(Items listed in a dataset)
# # # #

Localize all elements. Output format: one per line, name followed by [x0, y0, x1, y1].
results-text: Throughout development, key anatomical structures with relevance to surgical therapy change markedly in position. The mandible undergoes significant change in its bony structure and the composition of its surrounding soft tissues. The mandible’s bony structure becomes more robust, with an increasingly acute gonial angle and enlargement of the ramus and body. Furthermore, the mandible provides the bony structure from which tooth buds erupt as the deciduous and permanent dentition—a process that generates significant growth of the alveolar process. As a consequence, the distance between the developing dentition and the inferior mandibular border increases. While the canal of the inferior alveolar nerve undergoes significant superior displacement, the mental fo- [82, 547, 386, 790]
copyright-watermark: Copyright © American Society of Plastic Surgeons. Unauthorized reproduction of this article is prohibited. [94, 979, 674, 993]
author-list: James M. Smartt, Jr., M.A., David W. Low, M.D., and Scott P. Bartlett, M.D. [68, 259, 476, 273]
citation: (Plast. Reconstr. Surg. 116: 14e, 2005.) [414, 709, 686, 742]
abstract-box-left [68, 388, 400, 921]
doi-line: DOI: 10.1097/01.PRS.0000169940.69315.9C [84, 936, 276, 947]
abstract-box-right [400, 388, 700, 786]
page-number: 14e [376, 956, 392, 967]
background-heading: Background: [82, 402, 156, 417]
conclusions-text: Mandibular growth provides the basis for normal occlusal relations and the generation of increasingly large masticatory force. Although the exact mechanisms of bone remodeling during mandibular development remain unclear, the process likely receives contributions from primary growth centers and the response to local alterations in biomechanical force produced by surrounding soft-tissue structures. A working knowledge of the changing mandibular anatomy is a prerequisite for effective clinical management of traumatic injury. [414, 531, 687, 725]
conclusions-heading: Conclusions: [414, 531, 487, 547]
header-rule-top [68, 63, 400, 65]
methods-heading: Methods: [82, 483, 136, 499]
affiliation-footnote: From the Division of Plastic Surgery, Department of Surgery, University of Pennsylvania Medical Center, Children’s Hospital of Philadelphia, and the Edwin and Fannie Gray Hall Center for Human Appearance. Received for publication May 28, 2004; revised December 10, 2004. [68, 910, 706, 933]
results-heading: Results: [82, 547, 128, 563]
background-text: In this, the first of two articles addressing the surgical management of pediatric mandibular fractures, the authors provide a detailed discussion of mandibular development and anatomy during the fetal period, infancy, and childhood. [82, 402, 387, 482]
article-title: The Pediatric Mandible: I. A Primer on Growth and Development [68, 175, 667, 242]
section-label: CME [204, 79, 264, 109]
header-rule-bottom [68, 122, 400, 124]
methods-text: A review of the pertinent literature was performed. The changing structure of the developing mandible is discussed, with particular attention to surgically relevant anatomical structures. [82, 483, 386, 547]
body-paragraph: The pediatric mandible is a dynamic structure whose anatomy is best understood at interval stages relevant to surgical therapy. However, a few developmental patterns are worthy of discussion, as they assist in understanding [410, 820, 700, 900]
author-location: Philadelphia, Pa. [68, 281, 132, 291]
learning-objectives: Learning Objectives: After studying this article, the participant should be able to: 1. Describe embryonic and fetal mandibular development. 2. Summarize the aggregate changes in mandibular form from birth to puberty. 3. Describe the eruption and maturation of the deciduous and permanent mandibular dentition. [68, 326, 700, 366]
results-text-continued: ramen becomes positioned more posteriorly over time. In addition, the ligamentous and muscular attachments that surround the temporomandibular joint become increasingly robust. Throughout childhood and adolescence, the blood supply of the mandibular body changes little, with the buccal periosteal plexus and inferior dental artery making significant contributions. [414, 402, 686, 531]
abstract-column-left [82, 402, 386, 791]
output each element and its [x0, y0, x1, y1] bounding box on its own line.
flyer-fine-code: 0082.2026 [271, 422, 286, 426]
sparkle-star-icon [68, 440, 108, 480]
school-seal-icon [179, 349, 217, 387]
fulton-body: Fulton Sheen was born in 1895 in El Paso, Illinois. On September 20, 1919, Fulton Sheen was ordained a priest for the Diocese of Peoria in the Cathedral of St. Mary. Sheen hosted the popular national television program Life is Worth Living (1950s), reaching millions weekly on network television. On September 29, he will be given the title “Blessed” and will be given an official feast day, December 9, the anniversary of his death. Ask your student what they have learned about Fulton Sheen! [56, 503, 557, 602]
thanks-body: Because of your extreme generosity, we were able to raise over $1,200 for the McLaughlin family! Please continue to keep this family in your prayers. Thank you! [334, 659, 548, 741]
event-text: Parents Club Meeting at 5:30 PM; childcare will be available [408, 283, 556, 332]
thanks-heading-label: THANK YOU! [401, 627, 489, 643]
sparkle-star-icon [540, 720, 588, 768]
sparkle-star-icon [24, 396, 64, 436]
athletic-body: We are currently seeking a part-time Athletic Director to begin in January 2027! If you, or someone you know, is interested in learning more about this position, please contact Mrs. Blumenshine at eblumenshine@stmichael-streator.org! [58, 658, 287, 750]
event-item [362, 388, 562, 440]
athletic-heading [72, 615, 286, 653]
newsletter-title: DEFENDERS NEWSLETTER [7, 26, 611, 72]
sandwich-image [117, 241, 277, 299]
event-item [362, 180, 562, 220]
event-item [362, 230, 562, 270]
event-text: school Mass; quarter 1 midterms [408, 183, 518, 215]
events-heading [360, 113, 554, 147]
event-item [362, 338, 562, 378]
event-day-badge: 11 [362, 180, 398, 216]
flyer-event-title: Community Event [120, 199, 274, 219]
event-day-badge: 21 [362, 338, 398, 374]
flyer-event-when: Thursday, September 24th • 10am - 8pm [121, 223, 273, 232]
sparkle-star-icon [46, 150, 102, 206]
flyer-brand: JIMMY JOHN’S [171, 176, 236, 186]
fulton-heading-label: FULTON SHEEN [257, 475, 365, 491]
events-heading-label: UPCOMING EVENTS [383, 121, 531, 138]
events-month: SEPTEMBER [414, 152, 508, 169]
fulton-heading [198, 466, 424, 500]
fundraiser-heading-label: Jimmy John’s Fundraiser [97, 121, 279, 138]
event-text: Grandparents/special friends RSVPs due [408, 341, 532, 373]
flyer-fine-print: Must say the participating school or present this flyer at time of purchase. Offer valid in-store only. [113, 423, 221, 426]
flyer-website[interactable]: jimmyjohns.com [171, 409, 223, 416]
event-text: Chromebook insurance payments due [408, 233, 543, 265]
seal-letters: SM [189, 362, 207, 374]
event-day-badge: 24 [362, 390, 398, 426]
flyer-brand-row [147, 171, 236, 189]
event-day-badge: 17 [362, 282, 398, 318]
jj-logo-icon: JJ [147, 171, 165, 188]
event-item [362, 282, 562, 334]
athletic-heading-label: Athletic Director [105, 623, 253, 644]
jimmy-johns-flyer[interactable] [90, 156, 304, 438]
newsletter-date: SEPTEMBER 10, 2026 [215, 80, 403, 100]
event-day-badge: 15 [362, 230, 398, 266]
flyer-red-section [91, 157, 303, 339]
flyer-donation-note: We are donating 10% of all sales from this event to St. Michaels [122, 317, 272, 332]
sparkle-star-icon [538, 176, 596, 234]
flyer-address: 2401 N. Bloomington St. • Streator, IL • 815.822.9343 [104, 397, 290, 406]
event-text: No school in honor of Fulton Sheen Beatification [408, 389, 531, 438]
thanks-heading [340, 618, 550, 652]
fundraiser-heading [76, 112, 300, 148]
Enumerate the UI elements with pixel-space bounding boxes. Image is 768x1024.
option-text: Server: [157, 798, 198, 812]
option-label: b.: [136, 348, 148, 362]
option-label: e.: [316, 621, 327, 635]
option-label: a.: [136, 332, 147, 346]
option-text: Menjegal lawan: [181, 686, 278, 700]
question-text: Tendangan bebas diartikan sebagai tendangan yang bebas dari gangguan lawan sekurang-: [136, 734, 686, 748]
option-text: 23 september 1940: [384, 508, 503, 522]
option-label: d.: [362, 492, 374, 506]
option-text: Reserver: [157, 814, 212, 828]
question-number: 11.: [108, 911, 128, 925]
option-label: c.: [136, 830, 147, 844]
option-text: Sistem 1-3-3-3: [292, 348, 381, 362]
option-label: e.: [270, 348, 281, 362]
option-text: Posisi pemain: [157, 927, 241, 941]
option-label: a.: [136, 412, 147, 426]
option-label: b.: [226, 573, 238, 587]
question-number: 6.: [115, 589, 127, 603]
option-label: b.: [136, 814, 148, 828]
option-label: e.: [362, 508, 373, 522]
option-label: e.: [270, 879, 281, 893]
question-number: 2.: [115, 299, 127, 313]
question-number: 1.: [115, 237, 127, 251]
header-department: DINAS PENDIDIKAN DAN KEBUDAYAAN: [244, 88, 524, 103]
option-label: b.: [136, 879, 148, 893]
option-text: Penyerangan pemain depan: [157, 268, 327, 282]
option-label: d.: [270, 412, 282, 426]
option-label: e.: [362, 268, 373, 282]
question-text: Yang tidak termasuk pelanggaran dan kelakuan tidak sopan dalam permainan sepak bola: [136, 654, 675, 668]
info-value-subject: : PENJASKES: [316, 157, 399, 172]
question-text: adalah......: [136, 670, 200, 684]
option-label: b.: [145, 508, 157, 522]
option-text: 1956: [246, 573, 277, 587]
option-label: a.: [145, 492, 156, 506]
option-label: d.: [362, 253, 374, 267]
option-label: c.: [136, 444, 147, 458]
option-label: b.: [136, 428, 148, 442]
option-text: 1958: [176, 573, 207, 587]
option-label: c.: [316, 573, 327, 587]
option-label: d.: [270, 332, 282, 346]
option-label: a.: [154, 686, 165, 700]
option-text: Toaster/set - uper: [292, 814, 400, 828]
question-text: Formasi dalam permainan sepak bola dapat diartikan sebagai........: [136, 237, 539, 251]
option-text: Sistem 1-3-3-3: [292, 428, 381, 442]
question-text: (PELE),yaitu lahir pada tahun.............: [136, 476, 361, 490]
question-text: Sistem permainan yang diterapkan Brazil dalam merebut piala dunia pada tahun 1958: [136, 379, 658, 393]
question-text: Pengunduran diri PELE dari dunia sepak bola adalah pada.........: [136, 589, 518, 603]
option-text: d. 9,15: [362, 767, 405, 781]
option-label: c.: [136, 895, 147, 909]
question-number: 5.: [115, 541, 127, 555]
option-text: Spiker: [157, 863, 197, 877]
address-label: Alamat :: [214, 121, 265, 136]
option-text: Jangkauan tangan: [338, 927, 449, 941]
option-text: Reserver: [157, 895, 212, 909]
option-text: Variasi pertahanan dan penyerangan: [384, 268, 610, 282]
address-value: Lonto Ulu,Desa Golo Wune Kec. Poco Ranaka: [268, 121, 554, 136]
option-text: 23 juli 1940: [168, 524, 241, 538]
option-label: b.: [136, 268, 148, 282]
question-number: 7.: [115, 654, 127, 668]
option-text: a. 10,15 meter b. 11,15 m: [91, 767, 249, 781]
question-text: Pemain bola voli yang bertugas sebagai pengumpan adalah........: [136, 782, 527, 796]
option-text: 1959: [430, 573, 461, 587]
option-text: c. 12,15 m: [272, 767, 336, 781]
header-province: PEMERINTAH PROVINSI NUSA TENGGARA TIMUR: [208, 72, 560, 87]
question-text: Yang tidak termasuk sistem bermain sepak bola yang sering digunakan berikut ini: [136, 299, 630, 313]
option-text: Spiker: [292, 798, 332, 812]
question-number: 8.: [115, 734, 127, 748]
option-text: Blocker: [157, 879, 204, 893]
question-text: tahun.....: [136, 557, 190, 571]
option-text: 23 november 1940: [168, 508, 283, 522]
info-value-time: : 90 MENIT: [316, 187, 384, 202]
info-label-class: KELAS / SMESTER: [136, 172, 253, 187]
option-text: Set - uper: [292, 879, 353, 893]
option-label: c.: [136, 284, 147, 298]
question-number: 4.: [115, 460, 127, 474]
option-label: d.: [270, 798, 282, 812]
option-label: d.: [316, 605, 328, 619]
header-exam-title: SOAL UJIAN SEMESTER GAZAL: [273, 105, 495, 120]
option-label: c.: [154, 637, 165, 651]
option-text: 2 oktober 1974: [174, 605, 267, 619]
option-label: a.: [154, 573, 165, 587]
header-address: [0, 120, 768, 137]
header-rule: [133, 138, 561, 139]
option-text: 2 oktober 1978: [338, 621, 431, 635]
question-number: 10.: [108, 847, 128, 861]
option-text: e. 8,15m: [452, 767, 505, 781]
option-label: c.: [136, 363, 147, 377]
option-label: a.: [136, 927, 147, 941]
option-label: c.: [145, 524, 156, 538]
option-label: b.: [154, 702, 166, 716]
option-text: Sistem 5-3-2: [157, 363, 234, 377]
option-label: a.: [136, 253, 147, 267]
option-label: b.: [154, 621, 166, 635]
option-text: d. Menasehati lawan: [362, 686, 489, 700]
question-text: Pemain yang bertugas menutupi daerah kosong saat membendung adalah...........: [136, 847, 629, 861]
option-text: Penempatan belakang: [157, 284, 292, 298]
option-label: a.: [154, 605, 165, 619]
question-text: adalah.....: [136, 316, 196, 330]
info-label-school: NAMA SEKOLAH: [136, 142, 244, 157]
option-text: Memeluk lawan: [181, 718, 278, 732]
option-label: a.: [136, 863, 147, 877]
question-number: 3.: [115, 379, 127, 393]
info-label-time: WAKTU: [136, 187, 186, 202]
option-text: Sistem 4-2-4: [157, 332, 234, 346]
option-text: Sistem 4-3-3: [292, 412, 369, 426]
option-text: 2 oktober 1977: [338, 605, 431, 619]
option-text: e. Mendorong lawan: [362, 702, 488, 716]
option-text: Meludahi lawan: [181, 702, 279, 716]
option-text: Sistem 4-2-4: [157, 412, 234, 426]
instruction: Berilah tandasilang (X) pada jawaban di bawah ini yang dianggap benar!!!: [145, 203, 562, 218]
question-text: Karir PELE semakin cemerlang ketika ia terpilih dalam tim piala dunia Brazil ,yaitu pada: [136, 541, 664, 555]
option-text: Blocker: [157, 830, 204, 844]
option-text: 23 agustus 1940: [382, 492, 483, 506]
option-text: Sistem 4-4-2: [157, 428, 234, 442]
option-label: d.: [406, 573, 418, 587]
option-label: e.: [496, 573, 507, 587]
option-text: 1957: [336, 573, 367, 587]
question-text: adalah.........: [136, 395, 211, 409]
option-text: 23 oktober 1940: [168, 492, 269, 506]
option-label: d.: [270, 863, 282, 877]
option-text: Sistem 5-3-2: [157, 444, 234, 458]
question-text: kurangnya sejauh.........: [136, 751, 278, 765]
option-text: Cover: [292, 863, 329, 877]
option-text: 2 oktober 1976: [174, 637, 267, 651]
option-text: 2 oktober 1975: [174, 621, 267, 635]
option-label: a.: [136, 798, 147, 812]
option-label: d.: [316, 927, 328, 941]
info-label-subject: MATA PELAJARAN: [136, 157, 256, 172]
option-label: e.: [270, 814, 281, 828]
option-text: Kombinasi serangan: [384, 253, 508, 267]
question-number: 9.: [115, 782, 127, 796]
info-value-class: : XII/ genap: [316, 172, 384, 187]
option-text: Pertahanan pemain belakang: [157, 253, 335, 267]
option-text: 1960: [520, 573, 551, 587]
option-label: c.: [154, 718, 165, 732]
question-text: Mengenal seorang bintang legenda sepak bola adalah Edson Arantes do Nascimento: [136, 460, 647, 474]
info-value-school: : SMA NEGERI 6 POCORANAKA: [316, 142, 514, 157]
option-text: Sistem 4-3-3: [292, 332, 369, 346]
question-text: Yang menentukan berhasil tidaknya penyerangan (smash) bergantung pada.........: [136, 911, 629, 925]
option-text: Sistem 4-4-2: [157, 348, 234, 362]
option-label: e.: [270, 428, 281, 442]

# # # #

» **GOAL OF THE EXERCISE**
Quote word for word every line from the first one down to the line that contains "background-heading: Background: [82, 402, 156, 417]", including that line.

» **TASK RESULT**
Localize all elements. Output format: one per line, name followed by [x0, y0, x1, y1].
results-text: Throughout development, key anatomical structures with relevance to surgical therapy change markedly in position. The mandible undergoes significant change in its bony structure and the composition of its surrounding soft tissues. The mandible’s bony structure becomes more robust, with an increasingly acute gonial angle and enlargement of the ramus and body. Furthermore, the mandible provides the bony structure from which tooth buds erupt as the deciduous and permanent dentition—a process that generates significant growth of the alveolar process. As a consequence, the distance between the developing dentition and the inferior mandibular border increases. While the canal of the inferior alveolar nerve undergoes significant superior displacement, the mental fo- [82, 547, 386, 790]
copyright-watermark: Copyright © American Society of Plastic Surgeons. Unauthorized reproduction of this article is prohibited. [94, 979, 674, 993]
author-list: James M. Smartt, Jr., M.A., David W. Low, M.D., and Scott P. Bartlett, M.D. [68, 259, 476, 273]
citation: (Plast. Reconstr. Surg. 116: 14e, 2005.) [414, 709, 686, 742]
abstract-box-left [68, 388, 400, 921]
doi-line: DOI: 10.1097/01.PRS.0000169940.69315.9C [84, 936, 276, 947]
abstract-box-right [400, 388, 700, 786]
page-number: 14e [376, 956, 392, 967]
background-heading: Background: [82, 402, 156, 417]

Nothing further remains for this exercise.